**Task statement**
Look through the lines below and state how many hold the word "Collimator". Write only the number.

(Extracts from a graphics dataset)

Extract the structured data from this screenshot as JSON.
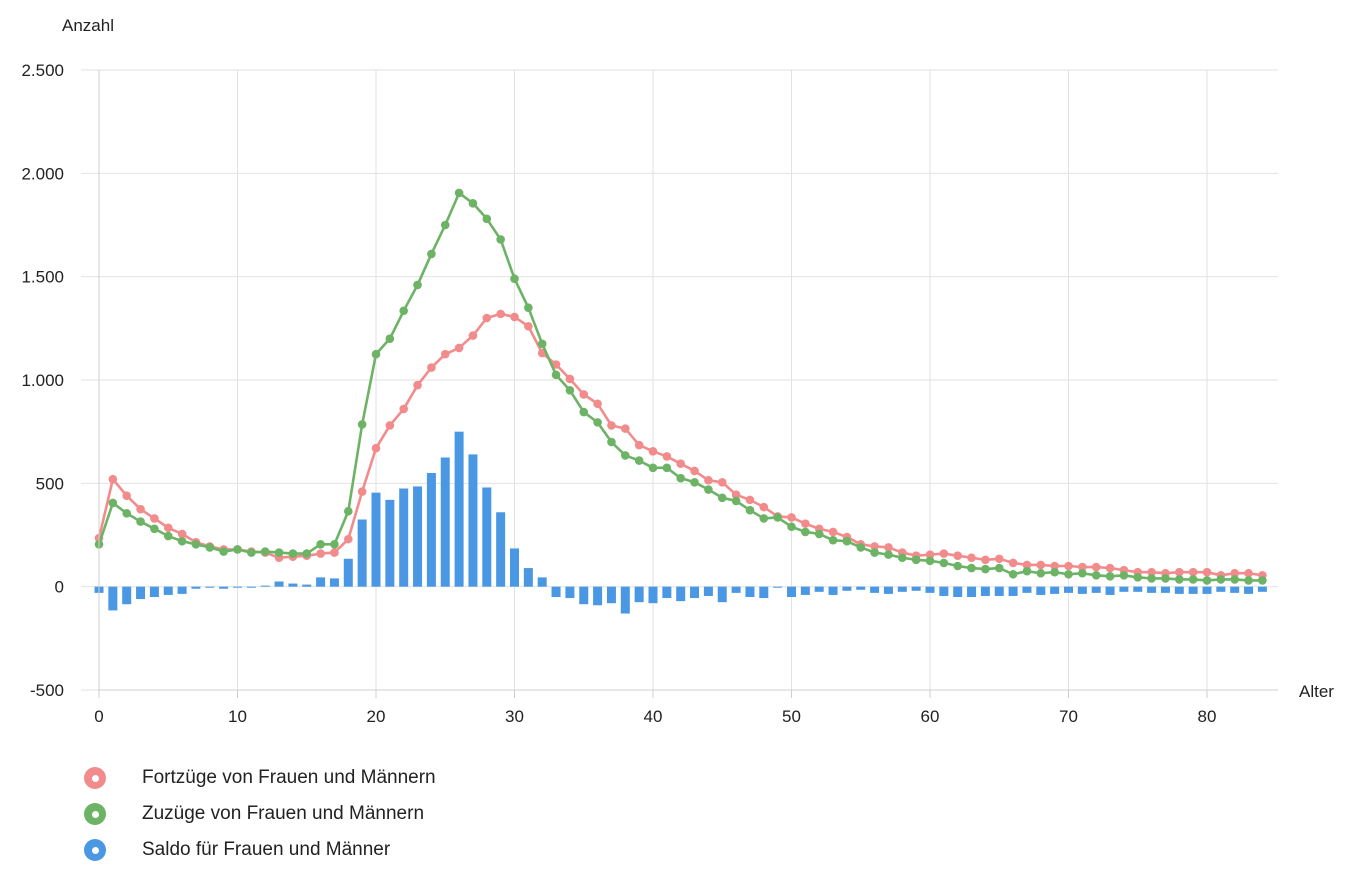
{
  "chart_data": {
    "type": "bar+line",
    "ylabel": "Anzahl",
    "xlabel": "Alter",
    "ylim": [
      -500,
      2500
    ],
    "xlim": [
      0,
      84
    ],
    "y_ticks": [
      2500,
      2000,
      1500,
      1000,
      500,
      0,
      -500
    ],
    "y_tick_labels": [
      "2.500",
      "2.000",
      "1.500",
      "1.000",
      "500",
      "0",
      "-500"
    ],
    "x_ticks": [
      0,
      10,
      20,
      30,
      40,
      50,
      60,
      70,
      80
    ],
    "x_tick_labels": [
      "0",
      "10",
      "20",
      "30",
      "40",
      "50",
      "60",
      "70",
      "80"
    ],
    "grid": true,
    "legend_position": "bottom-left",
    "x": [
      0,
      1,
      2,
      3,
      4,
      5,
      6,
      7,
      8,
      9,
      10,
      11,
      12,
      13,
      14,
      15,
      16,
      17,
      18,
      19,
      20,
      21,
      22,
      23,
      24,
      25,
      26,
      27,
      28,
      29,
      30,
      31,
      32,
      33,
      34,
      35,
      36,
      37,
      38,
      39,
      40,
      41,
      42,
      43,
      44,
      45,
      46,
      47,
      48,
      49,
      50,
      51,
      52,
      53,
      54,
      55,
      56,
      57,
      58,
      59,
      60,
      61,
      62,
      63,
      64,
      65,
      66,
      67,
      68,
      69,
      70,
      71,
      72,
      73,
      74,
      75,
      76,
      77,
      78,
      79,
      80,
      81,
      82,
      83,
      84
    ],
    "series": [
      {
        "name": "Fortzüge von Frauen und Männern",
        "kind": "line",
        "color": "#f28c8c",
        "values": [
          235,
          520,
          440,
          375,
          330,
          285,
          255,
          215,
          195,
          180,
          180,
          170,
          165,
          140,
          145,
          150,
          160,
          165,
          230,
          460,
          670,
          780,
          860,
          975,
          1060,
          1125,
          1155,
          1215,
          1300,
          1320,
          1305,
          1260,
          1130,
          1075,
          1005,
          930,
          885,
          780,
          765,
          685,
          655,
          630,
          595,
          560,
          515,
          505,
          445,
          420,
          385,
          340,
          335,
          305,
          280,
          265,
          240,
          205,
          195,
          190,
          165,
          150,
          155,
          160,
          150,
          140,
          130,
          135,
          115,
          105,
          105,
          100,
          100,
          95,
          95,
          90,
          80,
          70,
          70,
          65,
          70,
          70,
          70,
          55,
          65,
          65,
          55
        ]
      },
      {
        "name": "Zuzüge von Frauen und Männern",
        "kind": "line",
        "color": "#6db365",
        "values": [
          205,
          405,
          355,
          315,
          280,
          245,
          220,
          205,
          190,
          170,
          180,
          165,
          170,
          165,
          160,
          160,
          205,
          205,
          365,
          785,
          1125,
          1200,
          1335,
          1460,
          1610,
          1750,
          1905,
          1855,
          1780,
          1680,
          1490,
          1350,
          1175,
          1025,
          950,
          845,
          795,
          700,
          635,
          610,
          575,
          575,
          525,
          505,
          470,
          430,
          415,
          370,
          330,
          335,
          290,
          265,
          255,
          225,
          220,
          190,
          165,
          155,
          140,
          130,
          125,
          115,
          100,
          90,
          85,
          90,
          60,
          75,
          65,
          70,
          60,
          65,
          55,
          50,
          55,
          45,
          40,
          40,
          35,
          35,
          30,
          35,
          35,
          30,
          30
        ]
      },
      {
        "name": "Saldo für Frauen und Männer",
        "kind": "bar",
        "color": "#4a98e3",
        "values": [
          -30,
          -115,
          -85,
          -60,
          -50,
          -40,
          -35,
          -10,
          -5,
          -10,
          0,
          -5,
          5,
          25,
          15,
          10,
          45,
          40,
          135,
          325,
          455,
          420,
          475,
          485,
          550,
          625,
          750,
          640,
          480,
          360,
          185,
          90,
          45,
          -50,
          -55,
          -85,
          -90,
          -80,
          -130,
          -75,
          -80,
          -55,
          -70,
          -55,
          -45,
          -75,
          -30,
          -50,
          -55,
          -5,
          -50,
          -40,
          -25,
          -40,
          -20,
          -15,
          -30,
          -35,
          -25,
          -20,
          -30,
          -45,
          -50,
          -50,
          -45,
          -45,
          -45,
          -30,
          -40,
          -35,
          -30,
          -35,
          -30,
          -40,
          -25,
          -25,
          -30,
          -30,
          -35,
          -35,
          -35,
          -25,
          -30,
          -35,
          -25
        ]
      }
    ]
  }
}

---

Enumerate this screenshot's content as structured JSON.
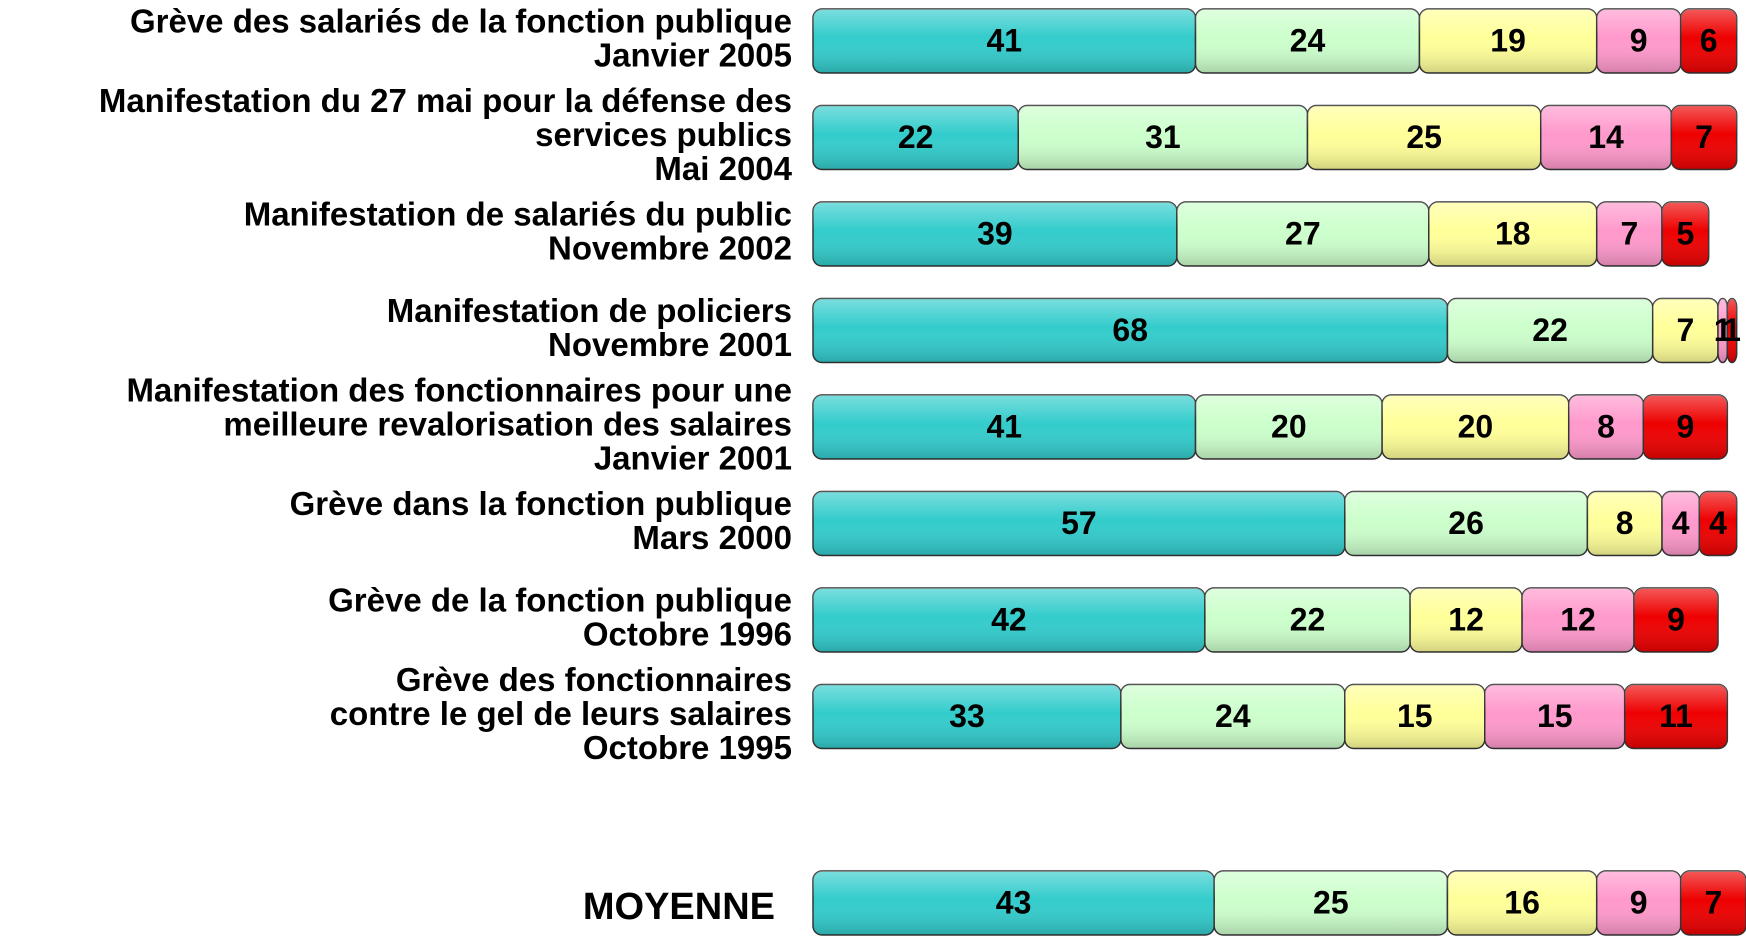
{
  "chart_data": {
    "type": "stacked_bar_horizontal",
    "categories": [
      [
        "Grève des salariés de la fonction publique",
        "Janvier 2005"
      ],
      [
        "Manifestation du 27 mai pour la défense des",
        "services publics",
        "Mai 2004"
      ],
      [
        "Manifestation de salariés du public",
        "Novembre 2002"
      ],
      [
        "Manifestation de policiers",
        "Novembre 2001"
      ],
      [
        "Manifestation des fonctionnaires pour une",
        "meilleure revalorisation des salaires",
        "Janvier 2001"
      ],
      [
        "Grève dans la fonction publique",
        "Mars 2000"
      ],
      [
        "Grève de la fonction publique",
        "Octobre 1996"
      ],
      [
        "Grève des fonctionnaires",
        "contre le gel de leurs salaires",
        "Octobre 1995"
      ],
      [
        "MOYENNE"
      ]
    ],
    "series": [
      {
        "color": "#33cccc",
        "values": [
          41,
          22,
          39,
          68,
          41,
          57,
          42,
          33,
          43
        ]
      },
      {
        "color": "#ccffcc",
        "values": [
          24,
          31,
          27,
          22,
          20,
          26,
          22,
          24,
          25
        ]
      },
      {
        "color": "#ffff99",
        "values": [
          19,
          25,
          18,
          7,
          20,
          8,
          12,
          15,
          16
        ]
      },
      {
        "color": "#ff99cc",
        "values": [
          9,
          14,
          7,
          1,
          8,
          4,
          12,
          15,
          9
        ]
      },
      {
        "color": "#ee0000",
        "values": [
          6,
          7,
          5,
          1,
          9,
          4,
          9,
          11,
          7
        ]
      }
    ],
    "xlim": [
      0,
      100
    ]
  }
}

--

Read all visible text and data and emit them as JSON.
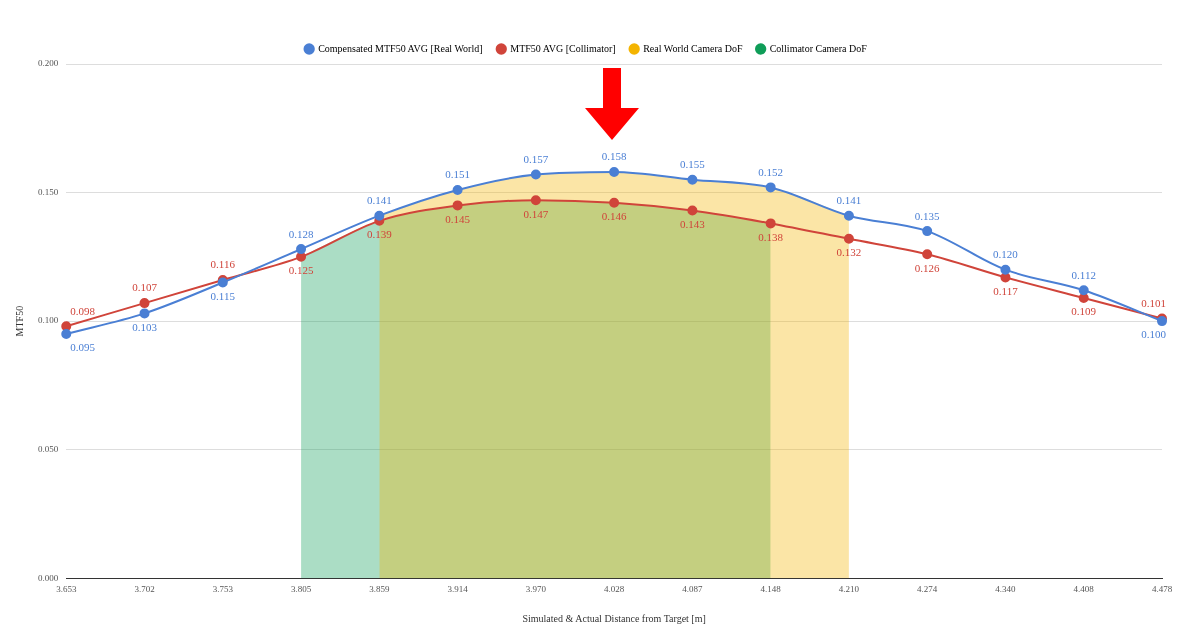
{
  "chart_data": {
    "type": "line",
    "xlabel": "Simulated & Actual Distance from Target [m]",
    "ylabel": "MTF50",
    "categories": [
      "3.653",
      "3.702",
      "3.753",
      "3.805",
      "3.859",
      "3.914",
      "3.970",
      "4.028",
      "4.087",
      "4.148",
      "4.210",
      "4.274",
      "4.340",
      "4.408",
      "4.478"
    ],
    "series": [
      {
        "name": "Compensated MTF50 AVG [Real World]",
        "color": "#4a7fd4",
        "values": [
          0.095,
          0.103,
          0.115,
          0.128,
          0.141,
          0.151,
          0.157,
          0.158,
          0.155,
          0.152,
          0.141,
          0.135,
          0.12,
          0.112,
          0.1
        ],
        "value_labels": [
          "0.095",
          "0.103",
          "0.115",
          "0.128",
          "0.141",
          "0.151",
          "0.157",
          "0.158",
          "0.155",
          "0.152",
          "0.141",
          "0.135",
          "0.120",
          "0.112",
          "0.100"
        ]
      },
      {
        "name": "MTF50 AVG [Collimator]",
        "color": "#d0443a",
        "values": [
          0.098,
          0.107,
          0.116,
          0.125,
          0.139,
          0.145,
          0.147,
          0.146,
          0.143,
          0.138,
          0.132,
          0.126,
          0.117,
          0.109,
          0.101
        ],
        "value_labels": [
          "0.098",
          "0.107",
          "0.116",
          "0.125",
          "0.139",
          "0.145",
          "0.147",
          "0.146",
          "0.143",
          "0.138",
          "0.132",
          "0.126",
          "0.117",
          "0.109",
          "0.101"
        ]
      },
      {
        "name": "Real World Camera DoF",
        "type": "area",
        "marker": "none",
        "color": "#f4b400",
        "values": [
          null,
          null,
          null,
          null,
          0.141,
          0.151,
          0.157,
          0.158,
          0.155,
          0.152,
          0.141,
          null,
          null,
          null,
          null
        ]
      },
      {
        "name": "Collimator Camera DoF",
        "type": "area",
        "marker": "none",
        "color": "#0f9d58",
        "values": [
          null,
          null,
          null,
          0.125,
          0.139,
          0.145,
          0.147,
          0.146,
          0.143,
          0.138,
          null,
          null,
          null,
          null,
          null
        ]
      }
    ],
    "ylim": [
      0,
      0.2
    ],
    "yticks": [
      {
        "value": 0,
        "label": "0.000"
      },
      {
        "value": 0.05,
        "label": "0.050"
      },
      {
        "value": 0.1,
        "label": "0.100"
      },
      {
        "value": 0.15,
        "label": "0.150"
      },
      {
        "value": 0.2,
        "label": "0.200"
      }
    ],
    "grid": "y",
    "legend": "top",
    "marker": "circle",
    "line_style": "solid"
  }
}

**Full answer**
2